Check each line for the word "data" and report how many have it. Give nothing else.

★ ★ ★ ★ ★

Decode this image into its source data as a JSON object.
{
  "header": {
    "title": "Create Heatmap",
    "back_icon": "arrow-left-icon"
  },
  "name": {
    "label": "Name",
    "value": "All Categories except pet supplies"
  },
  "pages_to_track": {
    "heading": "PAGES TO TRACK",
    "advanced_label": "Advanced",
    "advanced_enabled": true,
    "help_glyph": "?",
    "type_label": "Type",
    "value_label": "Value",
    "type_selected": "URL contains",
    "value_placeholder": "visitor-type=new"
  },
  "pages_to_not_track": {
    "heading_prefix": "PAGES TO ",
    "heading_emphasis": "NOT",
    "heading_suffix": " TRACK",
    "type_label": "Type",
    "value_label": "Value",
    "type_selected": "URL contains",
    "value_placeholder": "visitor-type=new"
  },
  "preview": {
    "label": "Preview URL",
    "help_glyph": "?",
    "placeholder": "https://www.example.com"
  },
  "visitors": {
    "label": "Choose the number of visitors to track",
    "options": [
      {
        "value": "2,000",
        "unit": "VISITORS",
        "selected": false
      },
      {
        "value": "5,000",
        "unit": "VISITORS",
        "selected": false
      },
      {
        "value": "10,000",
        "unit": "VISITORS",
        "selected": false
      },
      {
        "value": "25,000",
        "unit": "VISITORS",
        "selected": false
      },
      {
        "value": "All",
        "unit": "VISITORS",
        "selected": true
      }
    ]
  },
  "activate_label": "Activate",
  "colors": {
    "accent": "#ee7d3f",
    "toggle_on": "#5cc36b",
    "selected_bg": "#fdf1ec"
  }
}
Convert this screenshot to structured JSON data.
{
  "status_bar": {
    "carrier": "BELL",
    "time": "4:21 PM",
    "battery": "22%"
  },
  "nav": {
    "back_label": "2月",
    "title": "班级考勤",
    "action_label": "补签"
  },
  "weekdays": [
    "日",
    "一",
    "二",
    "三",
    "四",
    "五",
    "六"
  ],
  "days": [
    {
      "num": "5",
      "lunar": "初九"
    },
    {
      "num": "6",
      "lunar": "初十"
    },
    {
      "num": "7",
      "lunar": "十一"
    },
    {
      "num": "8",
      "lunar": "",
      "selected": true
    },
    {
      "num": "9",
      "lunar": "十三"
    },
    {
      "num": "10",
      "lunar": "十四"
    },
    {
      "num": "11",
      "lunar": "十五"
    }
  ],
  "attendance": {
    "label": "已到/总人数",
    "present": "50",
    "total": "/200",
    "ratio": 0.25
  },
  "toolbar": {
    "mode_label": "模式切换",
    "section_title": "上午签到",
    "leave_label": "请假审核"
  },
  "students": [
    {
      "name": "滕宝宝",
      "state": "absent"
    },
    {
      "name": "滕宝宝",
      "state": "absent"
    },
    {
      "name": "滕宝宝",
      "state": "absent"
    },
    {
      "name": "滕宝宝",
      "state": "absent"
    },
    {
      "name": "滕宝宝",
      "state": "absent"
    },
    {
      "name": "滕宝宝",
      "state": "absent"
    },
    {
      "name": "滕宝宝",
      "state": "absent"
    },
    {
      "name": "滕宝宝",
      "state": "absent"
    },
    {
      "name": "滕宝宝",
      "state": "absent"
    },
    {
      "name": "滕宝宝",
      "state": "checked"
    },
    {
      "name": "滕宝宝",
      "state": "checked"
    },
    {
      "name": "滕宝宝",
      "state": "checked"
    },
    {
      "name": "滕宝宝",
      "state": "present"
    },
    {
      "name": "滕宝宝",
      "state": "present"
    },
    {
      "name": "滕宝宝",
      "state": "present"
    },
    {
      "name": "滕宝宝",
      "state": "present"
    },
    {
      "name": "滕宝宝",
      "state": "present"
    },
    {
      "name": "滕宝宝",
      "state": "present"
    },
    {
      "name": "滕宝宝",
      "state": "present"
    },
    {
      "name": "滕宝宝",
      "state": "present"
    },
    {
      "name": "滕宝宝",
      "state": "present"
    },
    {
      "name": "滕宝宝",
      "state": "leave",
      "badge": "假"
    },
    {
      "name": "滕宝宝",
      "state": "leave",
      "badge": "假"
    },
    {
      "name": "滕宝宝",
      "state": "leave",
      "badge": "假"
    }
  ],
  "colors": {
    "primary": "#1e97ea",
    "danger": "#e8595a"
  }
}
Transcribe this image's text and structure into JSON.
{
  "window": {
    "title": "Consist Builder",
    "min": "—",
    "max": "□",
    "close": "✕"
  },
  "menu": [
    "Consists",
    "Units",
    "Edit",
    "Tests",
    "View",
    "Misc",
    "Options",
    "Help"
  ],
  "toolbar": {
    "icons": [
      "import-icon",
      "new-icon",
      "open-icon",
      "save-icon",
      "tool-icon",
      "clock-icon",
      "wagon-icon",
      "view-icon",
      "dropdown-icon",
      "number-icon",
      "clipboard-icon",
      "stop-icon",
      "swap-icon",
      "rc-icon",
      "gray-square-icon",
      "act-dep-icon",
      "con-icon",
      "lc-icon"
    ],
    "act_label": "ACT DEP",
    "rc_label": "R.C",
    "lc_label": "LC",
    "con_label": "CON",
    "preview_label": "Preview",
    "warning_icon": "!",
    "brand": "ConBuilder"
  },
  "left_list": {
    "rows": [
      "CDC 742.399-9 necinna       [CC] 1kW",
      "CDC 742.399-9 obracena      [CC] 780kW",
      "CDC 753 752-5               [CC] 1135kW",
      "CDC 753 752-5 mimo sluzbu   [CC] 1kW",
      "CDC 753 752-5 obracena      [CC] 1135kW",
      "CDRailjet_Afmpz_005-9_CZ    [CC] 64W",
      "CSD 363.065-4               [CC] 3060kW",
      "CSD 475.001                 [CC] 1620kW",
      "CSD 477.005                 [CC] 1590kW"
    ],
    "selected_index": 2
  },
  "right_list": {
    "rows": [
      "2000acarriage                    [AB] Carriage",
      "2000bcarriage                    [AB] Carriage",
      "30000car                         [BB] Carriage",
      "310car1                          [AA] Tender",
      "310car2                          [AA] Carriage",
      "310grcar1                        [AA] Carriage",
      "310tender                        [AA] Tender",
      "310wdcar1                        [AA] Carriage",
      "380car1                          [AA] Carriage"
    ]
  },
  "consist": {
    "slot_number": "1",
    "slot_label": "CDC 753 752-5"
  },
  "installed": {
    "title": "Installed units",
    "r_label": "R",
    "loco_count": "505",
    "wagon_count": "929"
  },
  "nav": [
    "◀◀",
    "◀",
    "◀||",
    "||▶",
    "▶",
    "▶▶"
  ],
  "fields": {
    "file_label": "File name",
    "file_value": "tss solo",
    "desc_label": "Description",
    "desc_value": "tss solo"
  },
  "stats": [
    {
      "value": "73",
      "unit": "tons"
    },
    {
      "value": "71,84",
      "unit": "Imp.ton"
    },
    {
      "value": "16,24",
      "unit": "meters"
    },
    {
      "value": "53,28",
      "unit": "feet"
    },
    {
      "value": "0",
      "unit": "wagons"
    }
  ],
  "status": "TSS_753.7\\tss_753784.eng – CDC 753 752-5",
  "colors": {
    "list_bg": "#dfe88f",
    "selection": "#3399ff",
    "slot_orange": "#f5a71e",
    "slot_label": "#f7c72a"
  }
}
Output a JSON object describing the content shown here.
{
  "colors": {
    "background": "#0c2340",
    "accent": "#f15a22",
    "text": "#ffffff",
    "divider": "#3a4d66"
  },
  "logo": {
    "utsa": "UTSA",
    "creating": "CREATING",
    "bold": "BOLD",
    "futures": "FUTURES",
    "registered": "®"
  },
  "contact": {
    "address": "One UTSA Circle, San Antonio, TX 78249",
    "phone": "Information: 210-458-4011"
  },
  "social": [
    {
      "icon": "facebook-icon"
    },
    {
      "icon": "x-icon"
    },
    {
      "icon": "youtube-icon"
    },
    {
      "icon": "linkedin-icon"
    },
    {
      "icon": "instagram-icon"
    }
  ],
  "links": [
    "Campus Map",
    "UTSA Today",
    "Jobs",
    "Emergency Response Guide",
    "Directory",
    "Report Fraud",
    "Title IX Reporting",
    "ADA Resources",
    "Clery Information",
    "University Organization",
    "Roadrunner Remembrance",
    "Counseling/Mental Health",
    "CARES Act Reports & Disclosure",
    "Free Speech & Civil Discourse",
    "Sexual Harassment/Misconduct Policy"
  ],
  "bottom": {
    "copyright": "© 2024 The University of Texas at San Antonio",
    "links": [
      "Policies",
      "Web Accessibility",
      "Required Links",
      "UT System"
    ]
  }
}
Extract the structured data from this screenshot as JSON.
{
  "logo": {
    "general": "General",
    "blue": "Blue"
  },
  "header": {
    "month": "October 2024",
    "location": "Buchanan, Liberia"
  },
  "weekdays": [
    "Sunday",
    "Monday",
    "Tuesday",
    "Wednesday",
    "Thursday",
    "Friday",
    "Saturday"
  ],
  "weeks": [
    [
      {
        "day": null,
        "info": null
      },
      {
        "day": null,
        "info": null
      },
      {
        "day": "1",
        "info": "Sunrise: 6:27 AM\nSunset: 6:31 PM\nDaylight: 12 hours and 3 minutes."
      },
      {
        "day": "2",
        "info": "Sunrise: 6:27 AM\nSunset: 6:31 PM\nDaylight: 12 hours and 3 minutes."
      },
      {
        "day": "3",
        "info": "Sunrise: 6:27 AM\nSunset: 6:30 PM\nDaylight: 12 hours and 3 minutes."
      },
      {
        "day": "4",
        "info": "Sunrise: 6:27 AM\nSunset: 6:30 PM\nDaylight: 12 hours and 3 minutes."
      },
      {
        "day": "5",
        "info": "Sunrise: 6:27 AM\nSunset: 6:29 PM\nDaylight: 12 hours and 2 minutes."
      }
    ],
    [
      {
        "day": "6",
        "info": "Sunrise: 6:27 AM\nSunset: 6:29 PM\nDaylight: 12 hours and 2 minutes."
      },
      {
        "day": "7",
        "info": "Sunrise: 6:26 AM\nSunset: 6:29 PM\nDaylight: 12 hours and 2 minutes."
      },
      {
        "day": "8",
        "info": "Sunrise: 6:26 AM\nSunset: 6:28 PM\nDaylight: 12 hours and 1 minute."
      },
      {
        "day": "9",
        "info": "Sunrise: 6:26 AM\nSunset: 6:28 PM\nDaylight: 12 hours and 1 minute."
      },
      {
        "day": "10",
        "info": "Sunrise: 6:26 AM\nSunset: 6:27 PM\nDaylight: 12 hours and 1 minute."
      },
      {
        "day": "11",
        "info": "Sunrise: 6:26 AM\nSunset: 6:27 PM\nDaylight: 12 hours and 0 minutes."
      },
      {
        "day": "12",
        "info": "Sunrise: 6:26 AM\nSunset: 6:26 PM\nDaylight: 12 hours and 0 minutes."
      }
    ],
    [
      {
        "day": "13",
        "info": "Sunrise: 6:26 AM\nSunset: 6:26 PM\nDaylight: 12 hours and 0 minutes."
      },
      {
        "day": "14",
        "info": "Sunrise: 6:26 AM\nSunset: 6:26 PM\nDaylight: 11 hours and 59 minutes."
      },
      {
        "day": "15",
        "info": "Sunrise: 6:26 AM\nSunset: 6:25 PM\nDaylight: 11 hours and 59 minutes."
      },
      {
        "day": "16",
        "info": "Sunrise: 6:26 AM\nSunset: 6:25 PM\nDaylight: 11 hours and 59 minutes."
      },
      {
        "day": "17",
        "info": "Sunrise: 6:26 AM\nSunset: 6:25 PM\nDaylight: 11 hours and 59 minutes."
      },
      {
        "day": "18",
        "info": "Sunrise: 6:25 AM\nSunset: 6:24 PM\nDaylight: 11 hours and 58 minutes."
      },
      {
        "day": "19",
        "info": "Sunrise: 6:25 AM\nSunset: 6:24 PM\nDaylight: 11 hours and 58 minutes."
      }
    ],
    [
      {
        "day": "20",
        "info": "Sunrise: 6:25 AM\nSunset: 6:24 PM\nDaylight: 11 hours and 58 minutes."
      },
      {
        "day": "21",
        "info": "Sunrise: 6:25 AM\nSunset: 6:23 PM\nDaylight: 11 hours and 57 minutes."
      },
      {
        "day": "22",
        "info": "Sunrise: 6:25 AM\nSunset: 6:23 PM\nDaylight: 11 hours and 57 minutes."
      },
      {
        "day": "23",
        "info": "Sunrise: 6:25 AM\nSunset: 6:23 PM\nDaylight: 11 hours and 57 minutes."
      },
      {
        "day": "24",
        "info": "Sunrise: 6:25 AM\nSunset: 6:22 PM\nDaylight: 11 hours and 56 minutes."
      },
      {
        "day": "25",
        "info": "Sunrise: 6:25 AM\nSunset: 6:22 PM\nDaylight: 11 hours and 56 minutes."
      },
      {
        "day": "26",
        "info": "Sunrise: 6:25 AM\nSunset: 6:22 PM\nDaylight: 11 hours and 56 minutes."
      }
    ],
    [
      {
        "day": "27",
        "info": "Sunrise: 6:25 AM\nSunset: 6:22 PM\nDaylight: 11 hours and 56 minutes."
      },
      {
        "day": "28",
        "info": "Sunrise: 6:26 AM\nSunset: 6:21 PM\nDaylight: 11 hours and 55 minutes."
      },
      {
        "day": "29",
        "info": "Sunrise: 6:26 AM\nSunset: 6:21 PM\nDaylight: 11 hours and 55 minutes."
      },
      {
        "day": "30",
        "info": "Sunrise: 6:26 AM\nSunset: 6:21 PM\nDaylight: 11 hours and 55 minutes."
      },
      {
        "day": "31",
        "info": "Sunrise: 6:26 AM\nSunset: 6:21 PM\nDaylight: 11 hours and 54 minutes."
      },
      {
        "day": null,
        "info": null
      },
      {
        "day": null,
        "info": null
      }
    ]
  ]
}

★ ★ ★ ★ ★

* ANSWER TO THE PROBLEM: 3